[Start]
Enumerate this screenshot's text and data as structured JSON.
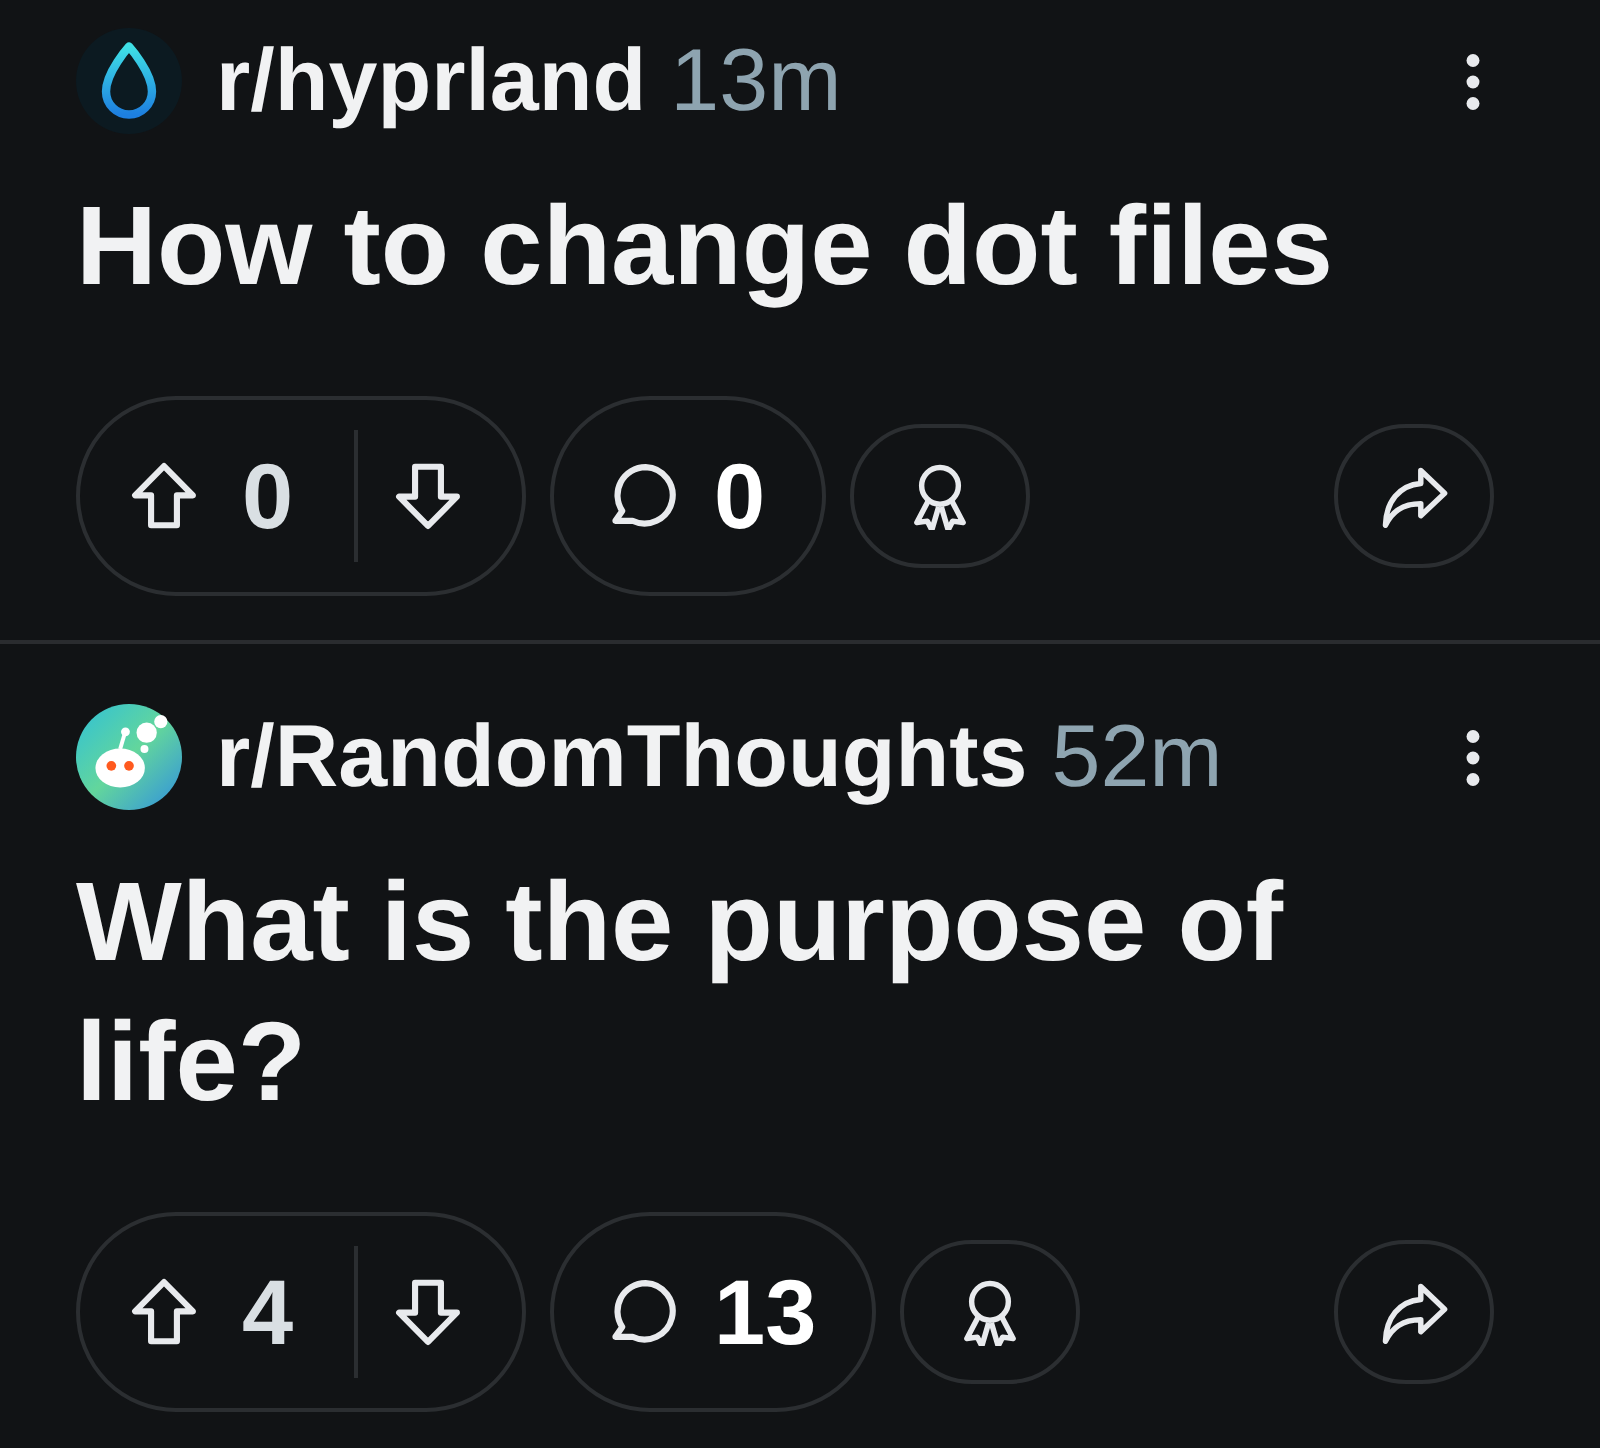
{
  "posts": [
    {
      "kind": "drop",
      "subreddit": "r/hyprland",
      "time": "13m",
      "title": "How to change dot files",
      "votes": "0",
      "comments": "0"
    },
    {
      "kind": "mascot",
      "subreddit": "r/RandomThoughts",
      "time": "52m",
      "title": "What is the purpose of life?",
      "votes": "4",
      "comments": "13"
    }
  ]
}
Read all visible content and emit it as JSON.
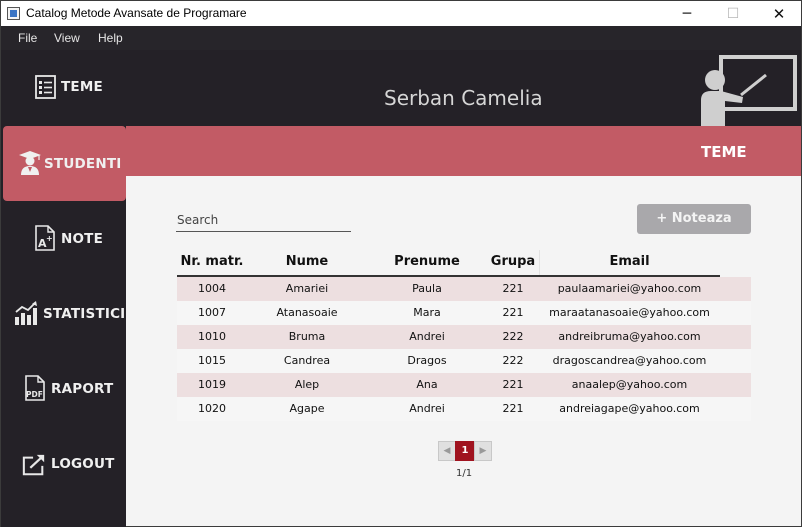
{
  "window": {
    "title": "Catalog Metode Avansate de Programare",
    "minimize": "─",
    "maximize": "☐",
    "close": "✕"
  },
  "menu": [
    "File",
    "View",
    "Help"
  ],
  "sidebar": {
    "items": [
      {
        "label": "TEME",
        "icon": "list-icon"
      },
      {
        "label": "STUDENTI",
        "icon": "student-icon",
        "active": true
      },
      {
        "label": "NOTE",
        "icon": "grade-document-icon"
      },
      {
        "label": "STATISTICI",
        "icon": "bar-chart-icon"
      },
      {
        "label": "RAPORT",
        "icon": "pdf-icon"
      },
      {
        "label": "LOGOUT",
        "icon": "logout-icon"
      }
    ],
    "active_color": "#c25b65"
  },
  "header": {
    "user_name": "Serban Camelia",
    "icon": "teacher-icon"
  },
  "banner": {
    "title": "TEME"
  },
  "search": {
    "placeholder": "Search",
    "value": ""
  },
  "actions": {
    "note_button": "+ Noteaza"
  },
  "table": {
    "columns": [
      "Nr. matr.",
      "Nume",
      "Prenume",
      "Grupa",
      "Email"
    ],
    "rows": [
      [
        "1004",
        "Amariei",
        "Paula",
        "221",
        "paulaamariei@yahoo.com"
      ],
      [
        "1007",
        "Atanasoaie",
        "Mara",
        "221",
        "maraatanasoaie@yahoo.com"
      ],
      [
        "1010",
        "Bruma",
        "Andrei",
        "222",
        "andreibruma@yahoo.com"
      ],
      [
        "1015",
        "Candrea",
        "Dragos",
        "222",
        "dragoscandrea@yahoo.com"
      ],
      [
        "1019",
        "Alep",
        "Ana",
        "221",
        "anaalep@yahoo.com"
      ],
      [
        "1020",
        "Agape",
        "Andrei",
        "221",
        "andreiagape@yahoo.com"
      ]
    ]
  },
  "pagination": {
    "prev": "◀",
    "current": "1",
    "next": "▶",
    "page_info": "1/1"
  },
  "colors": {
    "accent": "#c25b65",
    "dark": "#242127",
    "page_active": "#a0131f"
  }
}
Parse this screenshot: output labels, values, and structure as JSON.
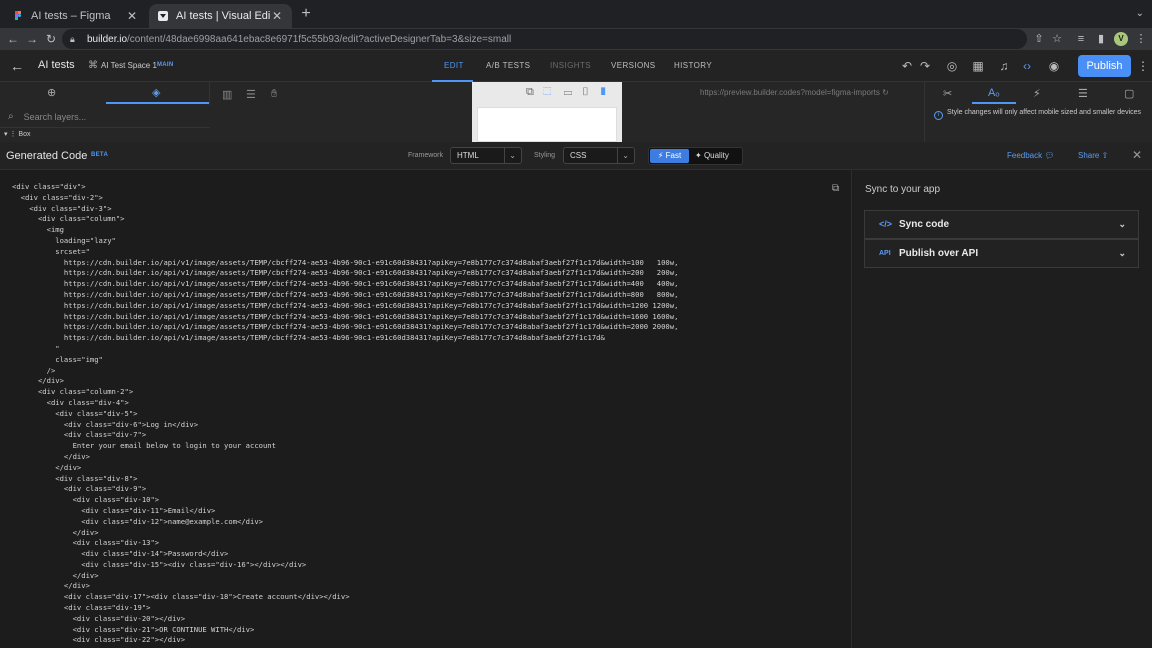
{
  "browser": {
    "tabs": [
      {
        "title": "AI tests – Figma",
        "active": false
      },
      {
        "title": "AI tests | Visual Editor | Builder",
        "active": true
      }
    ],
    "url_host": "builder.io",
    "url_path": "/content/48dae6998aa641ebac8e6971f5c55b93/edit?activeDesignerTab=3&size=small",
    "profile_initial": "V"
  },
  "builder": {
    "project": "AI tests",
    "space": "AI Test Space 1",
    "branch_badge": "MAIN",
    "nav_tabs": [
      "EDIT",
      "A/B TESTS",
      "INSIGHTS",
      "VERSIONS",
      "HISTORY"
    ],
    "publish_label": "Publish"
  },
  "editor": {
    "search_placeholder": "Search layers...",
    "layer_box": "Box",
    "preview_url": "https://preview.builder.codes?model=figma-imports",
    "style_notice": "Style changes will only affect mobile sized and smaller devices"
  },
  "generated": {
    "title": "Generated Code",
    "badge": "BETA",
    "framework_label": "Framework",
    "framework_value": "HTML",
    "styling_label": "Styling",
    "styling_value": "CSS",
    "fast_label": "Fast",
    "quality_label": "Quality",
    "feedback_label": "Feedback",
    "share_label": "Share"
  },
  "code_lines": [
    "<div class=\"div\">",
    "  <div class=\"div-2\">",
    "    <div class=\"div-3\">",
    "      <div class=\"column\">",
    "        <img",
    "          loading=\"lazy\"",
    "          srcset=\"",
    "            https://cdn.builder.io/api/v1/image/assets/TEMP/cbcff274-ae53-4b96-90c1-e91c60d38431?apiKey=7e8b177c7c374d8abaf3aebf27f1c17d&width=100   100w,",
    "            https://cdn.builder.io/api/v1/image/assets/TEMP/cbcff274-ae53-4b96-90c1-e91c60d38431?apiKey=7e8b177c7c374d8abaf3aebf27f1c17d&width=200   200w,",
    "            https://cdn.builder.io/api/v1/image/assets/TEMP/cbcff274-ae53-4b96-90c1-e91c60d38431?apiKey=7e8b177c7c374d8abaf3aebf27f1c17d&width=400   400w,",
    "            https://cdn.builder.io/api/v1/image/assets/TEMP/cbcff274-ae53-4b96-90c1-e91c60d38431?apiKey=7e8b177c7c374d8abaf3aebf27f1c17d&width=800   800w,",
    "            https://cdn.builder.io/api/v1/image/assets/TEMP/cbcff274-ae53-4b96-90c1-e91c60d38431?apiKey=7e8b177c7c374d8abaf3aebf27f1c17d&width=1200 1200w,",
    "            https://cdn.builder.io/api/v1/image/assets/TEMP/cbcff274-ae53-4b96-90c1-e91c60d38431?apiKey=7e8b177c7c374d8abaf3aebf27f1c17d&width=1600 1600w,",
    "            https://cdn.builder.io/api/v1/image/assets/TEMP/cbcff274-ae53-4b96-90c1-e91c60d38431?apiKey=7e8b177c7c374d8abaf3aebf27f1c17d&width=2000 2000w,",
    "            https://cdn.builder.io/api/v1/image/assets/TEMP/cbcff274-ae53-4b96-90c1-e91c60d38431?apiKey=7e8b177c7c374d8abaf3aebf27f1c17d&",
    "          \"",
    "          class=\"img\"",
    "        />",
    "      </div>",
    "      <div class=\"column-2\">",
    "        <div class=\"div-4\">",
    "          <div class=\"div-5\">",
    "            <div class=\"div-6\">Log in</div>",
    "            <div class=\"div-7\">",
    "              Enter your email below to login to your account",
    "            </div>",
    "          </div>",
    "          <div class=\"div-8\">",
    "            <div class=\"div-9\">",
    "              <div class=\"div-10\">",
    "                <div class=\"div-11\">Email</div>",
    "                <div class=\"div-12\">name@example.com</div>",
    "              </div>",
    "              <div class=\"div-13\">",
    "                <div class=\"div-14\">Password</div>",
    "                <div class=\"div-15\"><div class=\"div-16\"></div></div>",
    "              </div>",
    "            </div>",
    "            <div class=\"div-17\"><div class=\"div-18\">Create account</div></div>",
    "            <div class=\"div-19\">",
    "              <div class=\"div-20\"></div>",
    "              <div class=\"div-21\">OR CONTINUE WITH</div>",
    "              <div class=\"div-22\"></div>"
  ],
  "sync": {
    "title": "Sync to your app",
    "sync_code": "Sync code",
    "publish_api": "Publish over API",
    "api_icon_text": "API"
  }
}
[End]
§ WRITTEN INSTRUCTION:
Report the number of lines in the entries above that include the string "content". Give nothing but the number.

§ TASK RESPONSE:
2